▶ Extracted data entries:
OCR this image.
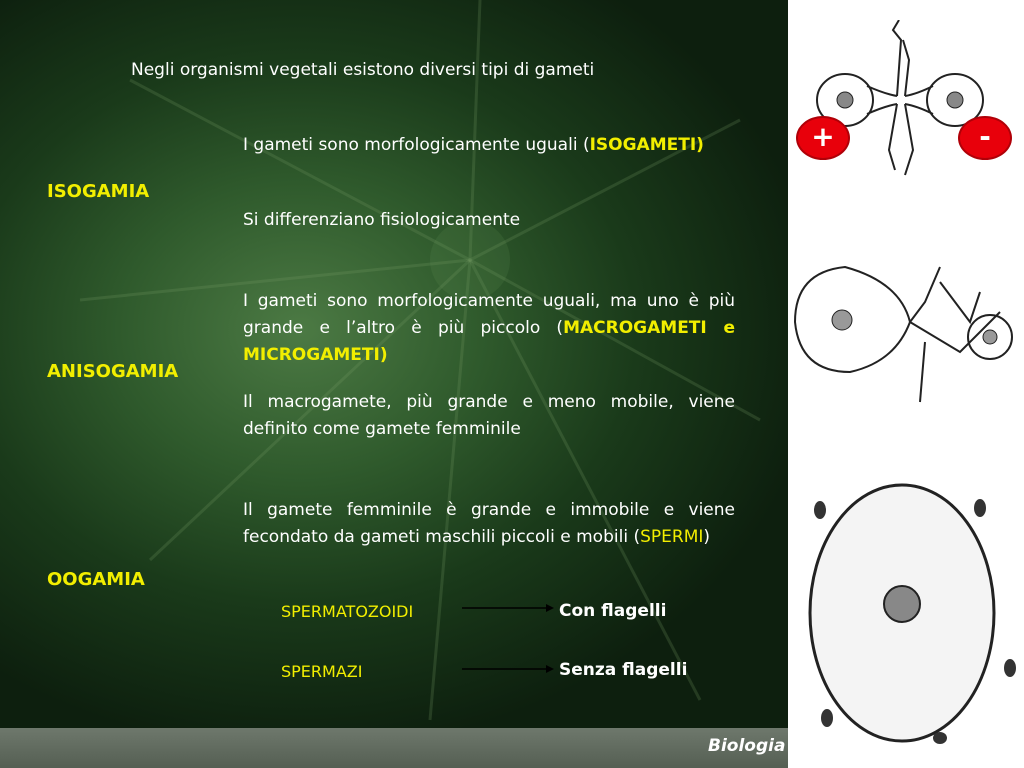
Negli organismi vegetali esistono diversi tipi di gameti
ISOGAMIA
I gameti sono morfologicamente uguali (ISOGAMETI)
Si differenziano fisiologicamente
ANISOGAMIA
I gameti sono morfologicamente uguali, ma uno è più grande e l’altro è più piccolo (MACROGAMETI e MICROGAMETI)
Il macrogamete, più grande e meno mobile, viene definito come gamete femminile
OOGAMIA
Il gamete femminile è grande e immobile e viene fecondato da gameti maschili piccoli e mobili (SPERMI)
SPERMATOZOIDI	Con flagelli
SPERMAZI	Senza flagelli
Biologia
+	-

▶ To be done: Search the entries for the string "uguali" and collect each line that has it.

▶ Solved exercise:
I gameti sono morfologicamente uguali (ISOGAMETI)
I gameti sono morfologicamente uguali, ma uno è più grande e l’altro è più piccolo (MACROGAMETI e MICROGAMETI)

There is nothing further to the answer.